Omit the pictures, then reproduce every remaining record exactly.

** START Exercise data **

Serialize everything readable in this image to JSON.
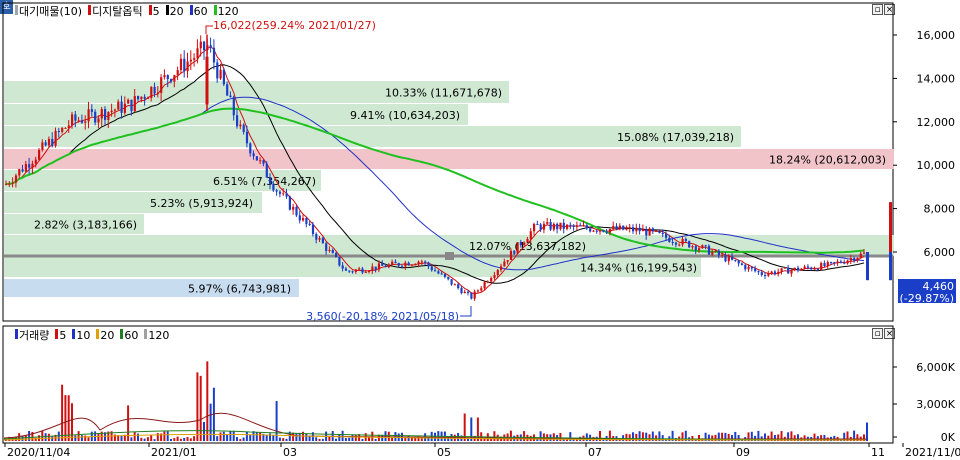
{
  "panel_top": {
    "legend": [
      {
        "label": "대기매물(10)",
        "color": "#9aa6b2"
      },
      {
        "label": "디지탈옵틱",
        "color": "#d01010"
      },
      {
        "label": "5",
        "color": "#d01010"
      },
      {
        "label": "20",
        "color": "#000000"
      },
      {
        "label": "60",
        "color": "#2030c8"
      },
      {
        "label": "120",
        "color": "#20c020"
      }
    ],
    "pin_label": "호",
    "yticks": [
      "16,000",
      "14,000",
      "12,000",
      "10,000",
      "8,000",
      "6,000"
    ],
    "volume_profile": [
      {
        "label": "10.33% (11,671,678)",
        "kind": "normal"
      },
      {
        "label": "9.41% (10,634,203)",
        "kind": "normal"
      },
      {
        "label": "15.08% (17,039,218)",
        "kind": "normal"
      },
      {
        "label": "18.24% (20,612,003)",
        "kind": "max"
      },
      {
        "label": "6.51% (7,354,267)",
        "kind": "normal"
      },
      {
        "label": "5.23% (5,913,924)",
        "kind": "normal"
      },
      {
        "label": "2.82% (3,183,166)",
        "kind": "normal"
      },
      {
        "label": "12.07% (13,637,182)",
        "kind": "normal"
      },
      {
        "label": "14.34% (16,199,543)",
        "kind": "normal"
      },
      {
        "label": "5.97% (6,743,981)",
        "kind": "current"
      }
    ],
    "high_annotation": "16,022(259.24% 2021/01/27)",
    "low_annotation": "3,560(-20.18% 2021/05/18)",
    "price_tag": "4,460",
    "change_tag": "(-29.87%)"
  },
  "panel_bottom": {
    "legend": [
      {
        "label": "거래량",
        "color": "#2030c8"
      },
      {
        "label": "5",
        "color": "#d01010"
      },
      {
        "label": "10",
        "color": "#2030c8"
      },
      {
        "label": "20",
        "color": "#e0a000"
      },
      {
        "label": "60",
        "color": "#208020"
      },
      {
        "label": "120",
        "color": "#a0a0a0"
      }
    ],
    "yticks": [
      "6,000K",
      "3,000K",
      "0K"
    ]
  },
  "xaxis": {
    "labels": [
      "2020/11/04",
      "2021/01",
      "03",
      "05",
      "07",
      "09",
      "11",
      "2021/11/08"
    ]
  },
  "window_buttons": {
    "maximize": "▫",
    "close": "×"
  },
  "colors": {
    "up": "#d01010",
    "down": "#1a3ec8",
    "ma5": "#d01010",
    "ma20": "#000000",
    "ma60": "#2030c8",
    "ma120": "#20c020",
    "profile_fill": "#cfe8d2",
    "profile_max": "#f0c4c8",
    "profile_current": "#c8dcef"
  },
  "chart_data": {
    "type": "candlestick",
    "title": "디지탈옵틱",
    "x_range": [
      "2020/11/04",
      "2021/11/08"
    ],
    "ylim": [
      5000,
      17000
    ],
    "price_high": {
      "value": 16022,
      "pct": 259.24,
      "date": "2021/01/27"
    },
    "price_low": {
      "value": 3560,
      "pct": -20.18,
      "date": "2021/05/18"
    },
    "last_price": 4460,
    "last_change_pct": -29.87,
    "close_series": [
      {
        "date": "2020/11",
        "close": 9100
      },
      {
        "date": "2020/12",
        "close": 12000
      },
      {
        "date": "2021/01",
        "close": 12800
      },
      {
        "date": "2021/01/27",
        "close": 15500
      },
      {
        "date": "2021/02",
        "close": 11500
      },
      {
        "date": "2021/03",
        "close": 8900
      },
      {
        "date": "2021/04",
        "close": 5100
      },
      {
        "date": "2021/05",
        "close": 5600
      },
      {
        "date": "2021/05/18",
        "close": 3900
      },
      {
        "date": "2021/06",
        "close": 7200
      },
      {
        "date": "2021/07",
        "close": 7000
      },
      {
        "date": "2021/08",
        "close": 6200
      },
      {
        "date": "2021/09",
        "close": 5000
      },
      {
        "date": "2021/10",
        "close": 5400
      },
      {
        "date": "2021/11",
        "close": 6000
      }
    ],
    "volume_ylim": [
      0,
      8000
    ]
  }
}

** END Exercise data **

→ Task output
Serialize everything readable in this image to JSON.
{
  "panel_top": {
    "legend": [
      {
        "label": "대기매물(10)",
        "color": "#9aa6b2"
      },
      {
        "label": "디지탈옵틱",
        "color": "#d01010"
      },
      {
        "label": "5",
        "color": "#d01010"
      },
      {
        "label": "20",
        "color": "#000000"
      },
      {
        "label": "60",
        "color": "#2030c8"
      },
      {
        "label": "120",
        "color": "#20c020"
      }
    ],
    "pin_label": "호",
    "yticks": [
      "16,000",
      "14,000",
      "12,000",
      "10,000",
      "8,000",
      "6,000"
    ],
    "volume_profile": [
      {
        "label": "10.33% (11,671,678)",
        "kind": "normal"
      },
      {
        "label": "9.41% (10,634,203)",
        "kind": "normal"
      },
      {
        "label": "15.08% (17,039,218)",
        "kind": "normal"
      },
      {
        "label": "18.24% (20,612,003)",
        "kind": "max"
      },
      {
        "label": "6.51% (7,354,267)",
        "kind": "normal"
      },
      {
        "label": "5.23% (5,913,924)",
        "kind": "normal"
      },
      {
        "label": "2.82% (3,183,166)",
        "kind": "normal"
      },
      {
        "label": "12.07% (13,637,182)",
        "kind": "normal"
      },
      {
        "label": "14.34% (16,199,543)",
        "kind": "normal"
      },
      {
        "label": "5.97% (6,743,981)",
        "kind": "current"
      }
    ],
    "high_annotation": "16,022(259.24% 2021/01/27)",
    "low_annotation": "3,560(-20.18% 2021/05/18)",
    "price_tag": "4,460",
    "change_tag": "(-29.87%)"
  },
  "panel_bottom": {
    "legend": [
      {
        "label": "거래량",
        "color": "#2030c8"
      },
      {
        "label": "5",
        "color": "#d01010"
      },
      {
        "label": "10",
        "color": "#2030c8"
      },
      {
        "label": "20",
        "color": "#e0a000"
      },
      {
        "label": "60",
        "color": "#208020"
      },
      {
        "label": "120",
        "color": "#a0a0a0"
      }
    ],
    "yticks": [
      "6,000K",
      "3,000K",
      "0K"
    ]
  },
  "xaxis": {
    "labels": [
      "2020/11/04",
      "2021/01",
      "03",
      "05",
      "07",
      "09",
      "11",
      "2021/11/08"
    ]
  },
  "window_buttons": {
    "maximize": "▫",
    "close": "×"
  },
  "colors": {
    "up": "#d01010",
    "down": "#1a3ec8",
    "ma5": "#d01010",
    "ma20": "#000000",
    "ma60": "#2030c8",
    "ma120": "#20c020",
    "profile_fill": "#cfe8d2",
    "profile_max": "#f0c4c8",
    "profile_current": "#c8dcef"
  },
  "chart_data": {
    "type": "candlestick",
    "title": "디지탈옵틱",
    "x_range": [
      "2020/11/04",
      "2021/11/08"
    ],
    "ylim": [
      5000,
      17000
    ],
    "price_high": {
      "value": 16022,
      "pct": 259.24,
      "date": "2021/01/27"
    },
    "price_low": {
      "value": 3560,
      "pct": -20.18,
      "date": "2021/05/18"
    },
    "last_price": 4460,
    "last_change_pct": -29.87,
    "close_series": [
      {
        "date": "2020/11",
        "close": 9100
      },
      {
        "date": "2020/12",
        "close": 12000
      },
      {
        "date": "2021/01",
        "close": 12800
      },
      {
        "date": "2021/01/27",
        "close": 15500
      },
      {
        "date": "2021/02",
        "close": 11500
      },
      {
        "date": "2021/03",
        "close": 8900
      },
      {
        "date": "2021/04",
        "close": 5100
      },
      {
        "date": "2021/05",
        "close": 5600
      },
      {
        "date": "2021/05/18",
        "close": 3900
      },
      {
        "date": "2021/06",
        "close": 7200
      },
      {
        "date": "2021/07",
        "close": 7000
      },
      {
        "date": "2021/08",
        "close": 6200
      },
      {
        "date": "2021/09",
        "close": 5000
      },
      {
        "date": "2021/10",
        "close": 5400
      },
      {
        "date": "2021/11",
        "close": 6000
      }
    ],
    "volume_ylim": [
      0,
      8000
    ]
  }
}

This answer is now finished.